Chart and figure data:
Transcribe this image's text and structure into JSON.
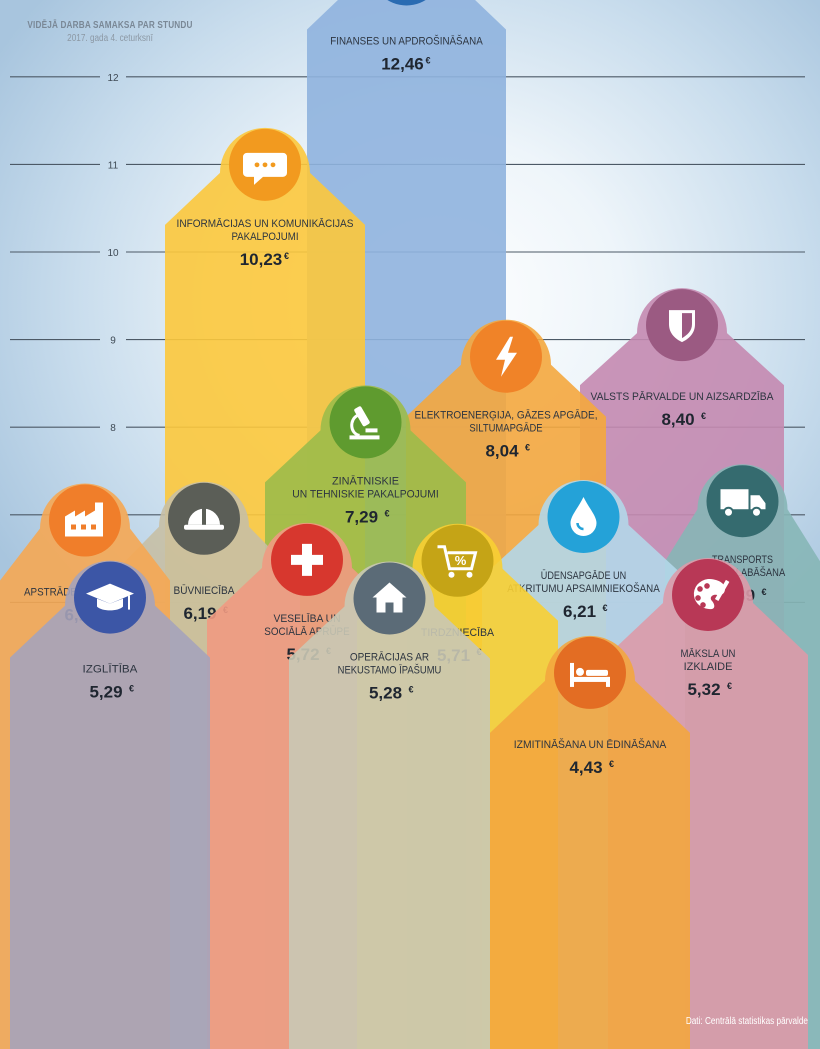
{
  "title": "VIDĒJĀ DARBA SAMAKSA PAR STUNDU",
  "subtitle": "2017. gada 4. ceturksnī",
  "source": "Dati: Centrālā statistikas pārvalde",
  "chart_data": {
    "type": "bar",
    "title": "VIDĒJĀ DARBA SAMAKSA PAR STUNDU",
    "subtitle": "2017. gada 4. ceturksnī",
    "unit": "€",
    "ylim": [
      6,
      12
    ],
    "yticks": [
      6,
      7,
      8,
      9,
      10,
      11,
      12
    ],
    "grid": true,
    "categories": [
      "FINANSES UN APDROŠINĀŠANA",
      "INFORMĀCIJAS UN KOMUNIKĀCIJAS PAKALPOJUMI",
      "VALSTS PĀRVALDE UN AIZSARDZĪBA",
      "ELEKTROENERĢIJA, GĀZES APGĀDE, SILTUMAPGĀDE",
      "ZINĀTNISKIE UN TEHNISKIE PAKALPOJUMI",
      "TRANSPORTS UN UZGLABĀŠANA",
      "ŪDENSAPGĀDE UN ATKRITUMU APSAIMNIEKOŠANA",
      "BŪVNIECĪBA",
      "APSTRĀDES RŪPNIECĪBA",
      "VESELĪBA UN SOCIĀLĀ APRŪPE",
      "TIRDZNIECĪBA",
      "MĀKSLA UN IZKLAIDE",
      "IZGLĪTĪBA",
      "OPERĀCIJAS AR NEKUSTAMO ĪPAŠUMU",
      "IZMITINĀŠANA UN ĒDINĀŠANA"
    ],
    "values": [
      12.46,
      10.23,
      8.4,
      8.04,
      7.29,
      6.39,
      6.21,
      6.19,
      6.17,
      5.72,
      5.71,
      5.32,
      5.29,
      5.28,
      4.43
    ],
    "value_labels": [
      "12,46",
      "10,23",
      "8,40",
      "8,04",
      "7,29",
      "6,39",
      "6,21",
      "6,19",
      "6,17",
      "5,72",
      "5,71",
      "5,32",
      "5,29",
      "5,28",
      "4,43"
    ],
    "items": [
      {
        "label_lines": [
          "FINANSES UN APDROŠINĀŠANA"
        ],
        "icon": "coins-icon",
        "color": "#8fb3de",
        "icon_bg": "#2a6bb2"
      },
      {
        "label_lines": [
          "INFORMĀCIJAS UN KOMUNIKĀCIJAS",
          "PAKALPOJUMI"
        ],
        "icon": "speech-bubble-icon",
        "color": "#fcc83c",
        "icon_bg": "#f29a1f"
      },
      {
        "label_lines": [
          "VALSTS PĀRVALDE UN AIZSARDZĪBA"
        ],
        "icon": "shield-icon",
        "color": "#c48ab0",
        "icon_bg": "#9b5a82"
      },
      {
        "label_lines": [
          "ELEKTROENERĢIJA, GĀZES APGĀDE,",
          "SILTUMAPGĀDE"
        ],
        "icon": "lightning-icon",
        "color": "#f4a73e",
        "icon_bg": "#f08328"
      },
      {
        "label_lines": [
          "ZINĀTNISKIE",
          "UN TEHNISKIE PAKALPOJUMI"
        ],
        "icon": "microscope-icon",
        "color": "#9cbb4a",
        "icon_bg": "#5f9b2f"
      },
      {
        "label_lines": [
          "TRANSPORTS",
          "UN UZGLABĀŠANA"
        ],
        "icon": "truck-icon",
        "color": "#86b6b6",
        "icon_bg": "#356b6f"
      },
      {
        "label_lines": [
          "ŪDENSAPGĀDE UN",
          "ATKRITUMU APSAIMNIEKOŠANA"
        ],
        "icon": "water-drop-icon",
        "color": "#b3d7e9",
        "icon_bg": "#24a2d8"
      },
      {
        "label_lines": [
          "BŪVNIECĪBA"
        ],
        "icon": "hard-hat-icon",
        "color": "#c6bfa5",
        "icon_bg": "#5b5e57"
      },
      {
        "label_lines": [
          "APSTRĀDES RŪPNIECĪBA"
        ],
        "icon": "factory-icon",
        "color": "#f5a753",
        "icon_bg": "#f07e2a"
      },
      {
        "label_lines": [
          "VESELĪBA UN",
          "SOCIĀLĀ APRŪPE"
        ],
        "icon": "medical-cross-icon",
        "color": "#ef9a82",
        "icon_bg": "#d7372e"
      },
      {
        "label_lines": [
          "TIRDZNIECĪBA"
        ],
        "icon": "shopping-cart-icon",
        "color": "#f8cf33",
        "icon_bg": "#c5a416"
      },
      {
        "label_lines": [
          "MĀKSLA UN",
          "IZKLAIDE"
        ],
        "icon": "palette-icon",
        "color": "#dc9aa8",
        "icon_bg": "#b83856"
      },
      {
        "label_lines": [
          "IZGLĪTĪBA"
        ],
        "icon": "graduation-cap-icon",
        "color": "#a5a3bb",
        "icon_bg": "#3c56a6"
      },
      {
        "label_lines": [
          "OPERĀCIJAS AR",
          "NEKUSTAMO ĪPAŠUMU"
        ],
        "icon": "house-icon",
        "color": "#c9c8b5",
        "icon_bg": "#5b6b77"
      },
      {
        "label_lines": [
          "IZMITINĀŠANA UN ĒDINĀŠANA"
        ],
        "icon": "bed-icon",
        "color": "#f3a63f",
        "icon_bg": "#e36d23"
      }
    ]
  }
}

▶ SET TASK:
Search the lines above for the string "APSTRĀDES", then show every one that has it.

▶ CORRECT OUTPUT:
      "APSTRĀDES RŪPNIECĪBA",
          "APSTRĀDES RŪPNIECĪBA"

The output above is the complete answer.